TASK TO CARRY OUT> Could you print every record below exactly as it appears?

***** ROWS *****

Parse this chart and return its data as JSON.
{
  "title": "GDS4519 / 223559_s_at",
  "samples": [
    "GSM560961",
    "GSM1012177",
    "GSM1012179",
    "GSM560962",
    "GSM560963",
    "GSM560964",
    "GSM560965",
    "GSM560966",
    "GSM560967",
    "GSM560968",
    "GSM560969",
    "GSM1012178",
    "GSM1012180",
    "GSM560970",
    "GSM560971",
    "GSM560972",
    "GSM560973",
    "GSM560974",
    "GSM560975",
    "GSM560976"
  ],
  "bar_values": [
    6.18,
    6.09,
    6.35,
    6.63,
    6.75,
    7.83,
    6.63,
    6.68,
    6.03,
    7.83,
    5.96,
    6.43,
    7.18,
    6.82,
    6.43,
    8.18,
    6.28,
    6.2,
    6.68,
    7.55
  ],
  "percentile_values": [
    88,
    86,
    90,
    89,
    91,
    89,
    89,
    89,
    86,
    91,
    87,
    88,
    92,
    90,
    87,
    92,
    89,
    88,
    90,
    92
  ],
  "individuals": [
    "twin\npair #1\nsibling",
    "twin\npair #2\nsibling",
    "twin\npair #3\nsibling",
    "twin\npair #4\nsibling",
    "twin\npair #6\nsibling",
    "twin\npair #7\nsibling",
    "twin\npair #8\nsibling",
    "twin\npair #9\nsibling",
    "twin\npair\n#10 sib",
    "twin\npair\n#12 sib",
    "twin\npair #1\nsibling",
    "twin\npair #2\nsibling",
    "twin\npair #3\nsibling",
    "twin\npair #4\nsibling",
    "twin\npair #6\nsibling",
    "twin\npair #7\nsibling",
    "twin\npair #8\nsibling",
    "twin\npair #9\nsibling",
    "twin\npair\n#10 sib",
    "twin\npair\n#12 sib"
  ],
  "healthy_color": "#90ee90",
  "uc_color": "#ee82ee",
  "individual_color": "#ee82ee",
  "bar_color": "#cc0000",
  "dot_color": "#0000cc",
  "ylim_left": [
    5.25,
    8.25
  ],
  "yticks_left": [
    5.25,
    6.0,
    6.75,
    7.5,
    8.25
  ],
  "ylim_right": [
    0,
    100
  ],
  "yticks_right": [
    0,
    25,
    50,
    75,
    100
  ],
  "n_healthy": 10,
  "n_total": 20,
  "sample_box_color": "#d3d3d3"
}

*****

RESPONSE TO THIS EXERCISE>
Parse this chart and return its data as JSON.
{
  "title": "GDS4519 / 223559_s_at",
  "samples": [
    "GSM560961",
    "GSM1012177",
    "GSM1012179",
    "GSM560962",
    "GSM560963",
    "GSM560964",
    "GSM560965",
    "GSM560966",
    "GSM560967",
    "GSM560968",
    "GSM560969",
    "GSM1012178",
    "GSM1012180",
    "GSM560970",
    "GSM560971",
    "GSM560972",
    "GSM560973",
    "GSM560974",
    "GSM560975",
    "GSM560976"
  ],
  "bar_values": [
    6.18,
    6.09,
    6.35,
    6.63,
    6.75,
    7.83,
    6.63,
    6.68,
    6.03,
    7.83,
    5.96,
    6.43,
    7.18,
    6.82,
    6.43,
    8.18,
    6.28,
    6.2,
    6.68,
    7.55
  ],
  "percentile_values": [
    88,
    86,
    90,
    89,
    91,
    89,
    89,
    89,
    86,
    91,
    87,
    88,
    92,
    90,
    87,
    92,
    89,
    88,
    90,
    92
  ],
  "individuals": [
    "twin\npair #1\nsibling",
    "twin\npair #2\nsibling",
    "twin\npair #3\nsibling",
    "twin\npair #4\nsibling",
    "twin\npair #6\nsibling",
    "twin\npair #7\nsibling",
    "twin\npair #8\nsibling",
    "twin\npair #9\nsibling",
    "twin\npair\n#10 sib",
    "twin\npair\n#12 sib",
    "twin\npair #1\nsibling",
    "twin\npair #2\nsibling",
    "twin\npair #3\nsibling",
    "twin\npair #4\nsibling",
    "twin\npair #6\nsibling",
    "twin\npair #7\nsibling",
    "twin\npair #8\nsibling",
    "twin\npair #9\nsibling",
    "twin\npair\n#10 sib",
    "twin\npair\n#12 sib"
  ],
  "healthy_color": "#90ee90",
  "uc_color": "#ee82ee",
  "individual_color": "#ee82ee",
  "bar_color": "#cc0000",
  "dot_color": "#0000cc",
  "ylim_left": [
    5.25,
    8.25
  ],
  "yticks_left": [
    5.25,
    6.0,
    6.75,
    7.5,
    8.25
  ],
  "ylim_right": [
    0,
    100
  ],
  "yticks_right": [
    0,
    25,
    50,
    75,
    100
  ],
  "n_healthy": 10,
  "n_total": 20,
  "sample_box_color": "#d3d3d3"
}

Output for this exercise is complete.